### Requirements
Here are some records; copy every line that holds the word "биоптатах".

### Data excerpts
◆ ◆ ◆
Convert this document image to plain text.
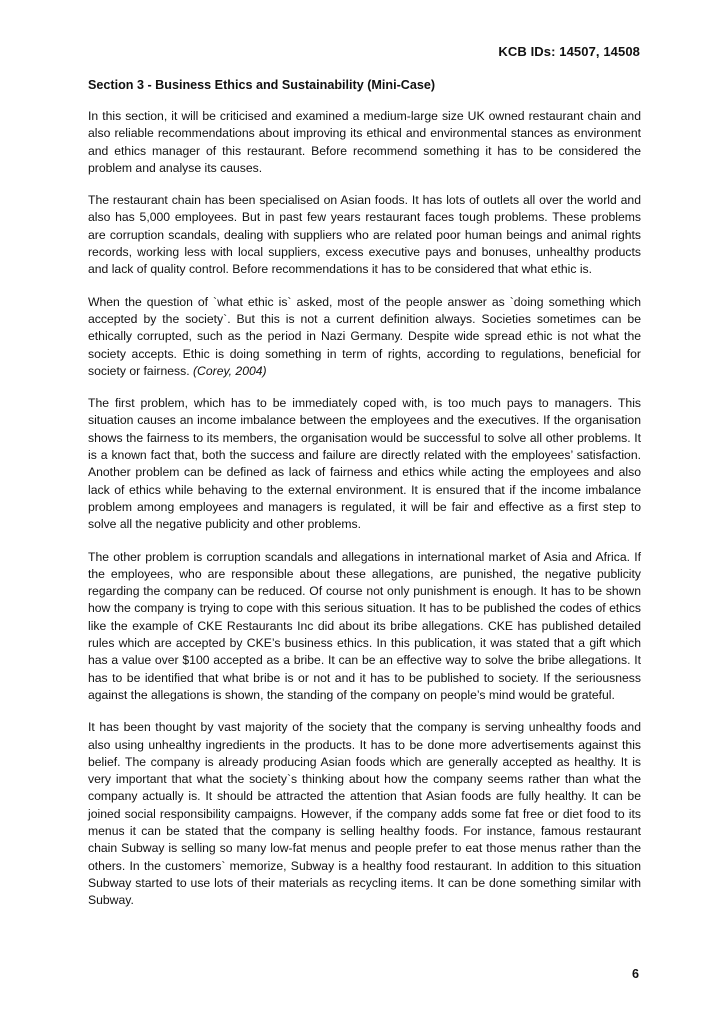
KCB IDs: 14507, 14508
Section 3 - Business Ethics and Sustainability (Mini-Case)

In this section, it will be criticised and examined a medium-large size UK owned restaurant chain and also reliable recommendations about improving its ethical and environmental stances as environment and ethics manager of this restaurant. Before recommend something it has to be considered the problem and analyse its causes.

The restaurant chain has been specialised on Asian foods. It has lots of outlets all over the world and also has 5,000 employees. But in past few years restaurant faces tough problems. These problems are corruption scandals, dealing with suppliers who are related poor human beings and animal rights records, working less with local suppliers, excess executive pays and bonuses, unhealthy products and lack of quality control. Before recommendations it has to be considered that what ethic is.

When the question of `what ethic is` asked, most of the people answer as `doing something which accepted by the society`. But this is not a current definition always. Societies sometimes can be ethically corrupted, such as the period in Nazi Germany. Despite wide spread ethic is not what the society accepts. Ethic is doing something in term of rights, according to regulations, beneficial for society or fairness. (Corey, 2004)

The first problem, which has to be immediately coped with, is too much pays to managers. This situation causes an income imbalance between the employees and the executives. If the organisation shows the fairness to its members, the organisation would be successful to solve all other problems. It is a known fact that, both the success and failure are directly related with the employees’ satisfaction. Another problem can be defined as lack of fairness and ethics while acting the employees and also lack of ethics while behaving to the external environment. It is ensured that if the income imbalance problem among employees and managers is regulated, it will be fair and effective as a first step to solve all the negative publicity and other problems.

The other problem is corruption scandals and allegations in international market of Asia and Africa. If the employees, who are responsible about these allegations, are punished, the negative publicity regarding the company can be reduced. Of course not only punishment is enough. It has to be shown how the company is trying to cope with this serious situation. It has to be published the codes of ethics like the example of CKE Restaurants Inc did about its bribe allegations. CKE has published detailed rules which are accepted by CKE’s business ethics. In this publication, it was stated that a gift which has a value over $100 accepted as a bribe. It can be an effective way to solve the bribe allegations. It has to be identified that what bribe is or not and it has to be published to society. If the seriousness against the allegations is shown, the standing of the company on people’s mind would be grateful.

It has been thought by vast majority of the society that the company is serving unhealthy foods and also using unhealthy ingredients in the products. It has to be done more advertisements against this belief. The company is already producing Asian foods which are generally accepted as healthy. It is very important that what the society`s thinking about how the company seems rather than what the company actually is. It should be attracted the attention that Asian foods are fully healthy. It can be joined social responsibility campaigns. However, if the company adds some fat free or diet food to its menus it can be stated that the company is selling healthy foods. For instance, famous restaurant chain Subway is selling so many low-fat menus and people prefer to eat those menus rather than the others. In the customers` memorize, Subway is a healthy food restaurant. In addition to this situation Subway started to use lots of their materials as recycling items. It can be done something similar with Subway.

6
◆ ◆ ◆
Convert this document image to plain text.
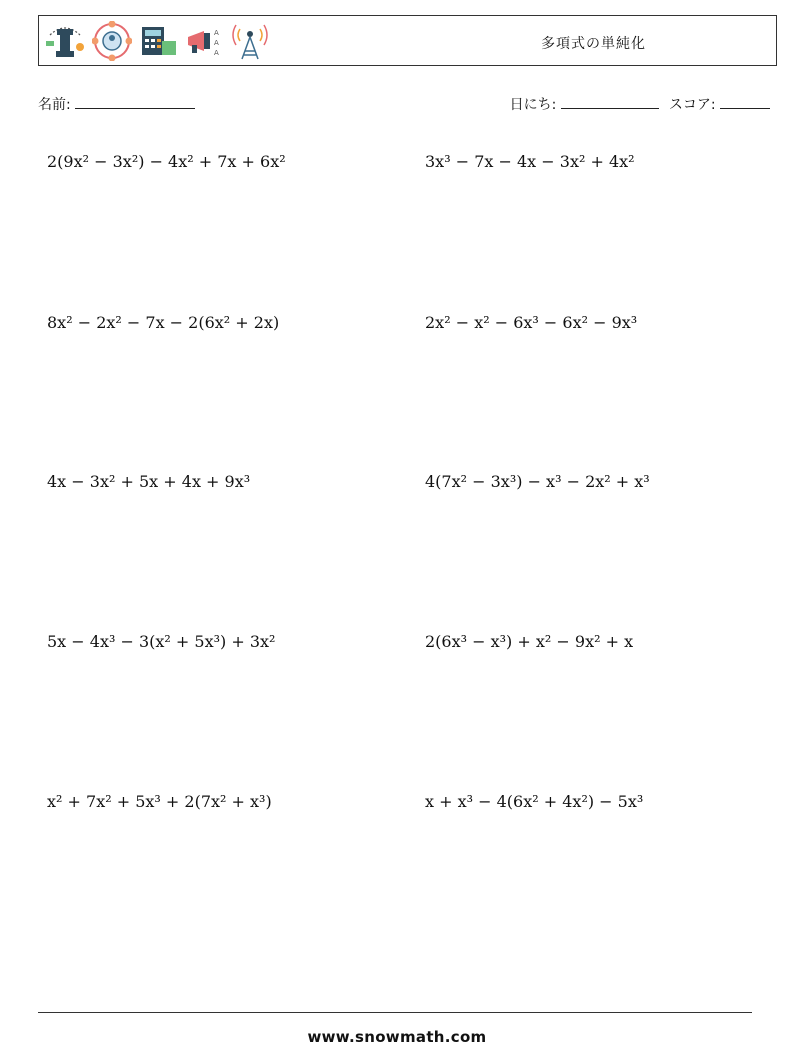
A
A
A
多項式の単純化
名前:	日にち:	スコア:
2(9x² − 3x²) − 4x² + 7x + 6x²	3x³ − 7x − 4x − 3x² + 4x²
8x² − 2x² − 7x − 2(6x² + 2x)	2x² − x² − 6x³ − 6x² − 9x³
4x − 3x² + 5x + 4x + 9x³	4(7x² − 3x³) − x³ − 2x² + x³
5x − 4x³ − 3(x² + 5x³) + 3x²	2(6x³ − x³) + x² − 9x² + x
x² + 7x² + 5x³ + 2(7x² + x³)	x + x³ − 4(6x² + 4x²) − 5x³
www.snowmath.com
◆ ◆ ◆
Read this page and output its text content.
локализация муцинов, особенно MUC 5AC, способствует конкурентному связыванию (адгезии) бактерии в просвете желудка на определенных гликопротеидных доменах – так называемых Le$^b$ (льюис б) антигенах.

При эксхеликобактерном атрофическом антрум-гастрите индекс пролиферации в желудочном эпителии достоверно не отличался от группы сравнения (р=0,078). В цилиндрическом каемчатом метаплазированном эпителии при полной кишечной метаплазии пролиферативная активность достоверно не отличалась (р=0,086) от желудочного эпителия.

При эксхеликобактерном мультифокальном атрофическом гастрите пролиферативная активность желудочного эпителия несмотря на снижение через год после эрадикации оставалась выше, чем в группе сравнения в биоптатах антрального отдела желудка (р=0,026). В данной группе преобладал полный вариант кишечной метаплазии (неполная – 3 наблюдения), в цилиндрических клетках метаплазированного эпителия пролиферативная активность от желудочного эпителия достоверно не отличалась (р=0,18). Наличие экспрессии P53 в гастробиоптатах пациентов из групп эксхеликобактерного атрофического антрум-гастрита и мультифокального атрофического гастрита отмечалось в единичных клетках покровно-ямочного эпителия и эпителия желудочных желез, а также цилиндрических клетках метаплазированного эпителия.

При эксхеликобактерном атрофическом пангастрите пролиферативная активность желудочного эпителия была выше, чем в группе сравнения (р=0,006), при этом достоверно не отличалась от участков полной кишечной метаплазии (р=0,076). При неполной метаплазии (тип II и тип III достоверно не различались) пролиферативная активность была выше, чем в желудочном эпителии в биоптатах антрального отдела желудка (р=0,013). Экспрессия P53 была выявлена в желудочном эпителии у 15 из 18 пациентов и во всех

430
◆ ◆ ◆
### Task result
При эксхеликобактерном мультифокальном атрофическом гастрите пролиферативная активность желудочного эпителия несмотря на снижение через год после эрадикации оставалась выше, чем в группе сравнения в биоптатах антрального отдела желудка (р=0,026). В данной группе преобладал полный вариант кишечной метаплазии (неполная – 3 наблюдения), в цилиндрических клетках метаплазированного эпителия пролиферативная активность от желудочного эпителия достоверно не отличалась (р=0,18). Наличие экспрессии P53 в гастробиоптатах пациентов из групп эксхеликобактерного атрофического антрум-гастрита и мультифокального атрофического гастрита отмечалось в единичных клетках покровно-ямочного эпителия и эпителия желудочных желез, а также цилиндрических клетках метаплазированного эпителия.
При эксхеликобактерном атрофическом пангастрите пролиферативная активность желудочного эпителия была выше, чем в группе сравнения (р=0,006), при этом достоверно не отличалась от участков полной кишечной метаплазии (р=0,076). При неполной метаплазии (тип II и тип III достоверно не различались) пролиферативная активность была выше, чем в желудочном эпителии в биоптатах антрального отдела желудка (р=0,013). Экспрессия P53 была выявлена в желудочном эпителии у 15 из 18 пациентов и во всех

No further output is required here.